==== Exercise data ====

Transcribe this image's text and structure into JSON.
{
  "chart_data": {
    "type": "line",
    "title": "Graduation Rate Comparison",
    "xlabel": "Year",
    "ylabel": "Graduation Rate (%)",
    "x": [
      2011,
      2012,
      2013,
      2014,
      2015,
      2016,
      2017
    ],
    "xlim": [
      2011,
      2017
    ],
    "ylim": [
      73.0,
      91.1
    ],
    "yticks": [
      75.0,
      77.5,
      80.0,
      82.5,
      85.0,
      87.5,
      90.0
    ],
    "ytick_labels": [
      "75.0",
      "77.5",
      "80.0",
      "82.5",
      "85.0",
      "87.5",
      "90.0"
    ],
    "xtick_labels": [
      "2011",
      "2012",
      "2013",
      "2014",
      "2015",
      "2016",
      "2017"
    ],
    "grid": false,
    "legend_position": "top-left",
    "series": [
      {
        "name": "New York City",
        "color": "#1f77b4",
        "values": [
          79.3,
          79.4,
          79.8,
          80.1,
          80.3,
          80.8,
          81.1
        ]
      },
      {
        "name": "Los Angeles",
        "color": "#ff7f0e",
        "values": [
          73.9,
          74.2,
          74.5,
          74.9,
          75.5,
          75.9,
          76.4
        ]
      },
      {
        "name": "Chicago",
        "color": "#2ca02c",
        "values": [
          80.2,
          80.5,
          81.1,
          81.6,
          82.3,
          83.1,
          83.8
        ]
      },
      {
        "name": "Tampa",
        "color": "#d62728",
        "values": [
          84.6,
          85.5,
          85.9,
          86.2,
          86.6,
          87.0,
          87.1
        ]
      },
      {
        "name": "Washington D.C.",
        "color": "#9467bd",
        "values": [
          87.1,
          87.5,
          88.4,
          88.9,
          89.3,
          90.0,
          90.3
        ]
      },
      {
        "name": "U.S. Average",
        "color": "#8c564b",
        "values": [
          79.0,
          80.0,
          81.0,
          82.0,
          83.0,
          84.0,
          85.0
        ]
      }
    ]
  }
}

====

Copy out the material above in its entirety. Every detail must match.

# The output:
Transcribe this image's text and structure into JSON.
{
  "chart_data": {
    "type": "line",
    "title": "Graduation Rate Comparison",
    "xlabel": "Year",
    "ylabel": "Graduation Rate (%)",
    "x": [
      2011,
      2012,
      2013,
      2014,
      2015,
      2016,
      2017
    ],
    "xlim": [
      2011,
      2017
    ],
    "ylim": [
      73.0,
      91.1
    ],
    "yticks": [
      75.0,
      77.5,
      80.0,
      82.5,
      85.0,
      87.5,
      90.0
    ],
    "ytick_labels": [
      "75.0",
      "77.5",
      "80.0",
      "82.5",
      "85.0",
      "87.5",
      "90.0"
    ],
    "xtick_labels": [
      "2011",
      "2012",
      "2013",
      "2014",
      "2015",
      "2016",
      "2017"
    ],
    "grid": false,
    "legend_position": "top-left",
    "series": [
      {
        "name": "New York City",
        "color": "#1f77b4",
        "values": [
          79.3,
          79.4,
          79.8,
          80.1,
          80.3,
          80.8,
          81.1
        ]
      },
      {
        "name": "Los Angeles",
        "color": "#ff7f0e",
        "values": [
          73.9,
          74.2,
          74.5,
          74.9,
          75.5,
          75.9,
          76.4
        ]
      },
      {
        "name": "Chicago",
        "color": "#2ca02c",
        "values": [
          80.2,
          80.5,
          81.1,
          81.6,
          82.3,
          83.1,
          83.8
        ]
      },
      {
        "name": "Tampa",
        "color": "#d62728",
        "values": [
          84.6,
          85.5,
          85.9,
          86.2,
          86.6,
          87.0,
          87.1
        ]
      },
      {
        "name": "Washington D.C.",
        "color": "#9467bd",
        "values": [
          87.1,
          87.5,
          88.4,
          88.9,
          89.3,
          90.0,
          90.3
        ]
      },
      {
        "name": "U.S. Average",
        "color": "#8c564b",
        "values": [
          79.0,
          80.0,
          81.0,
          82.0,
          83.0,
          84.0,
          85.0
        ]
      }
    ]
  }
}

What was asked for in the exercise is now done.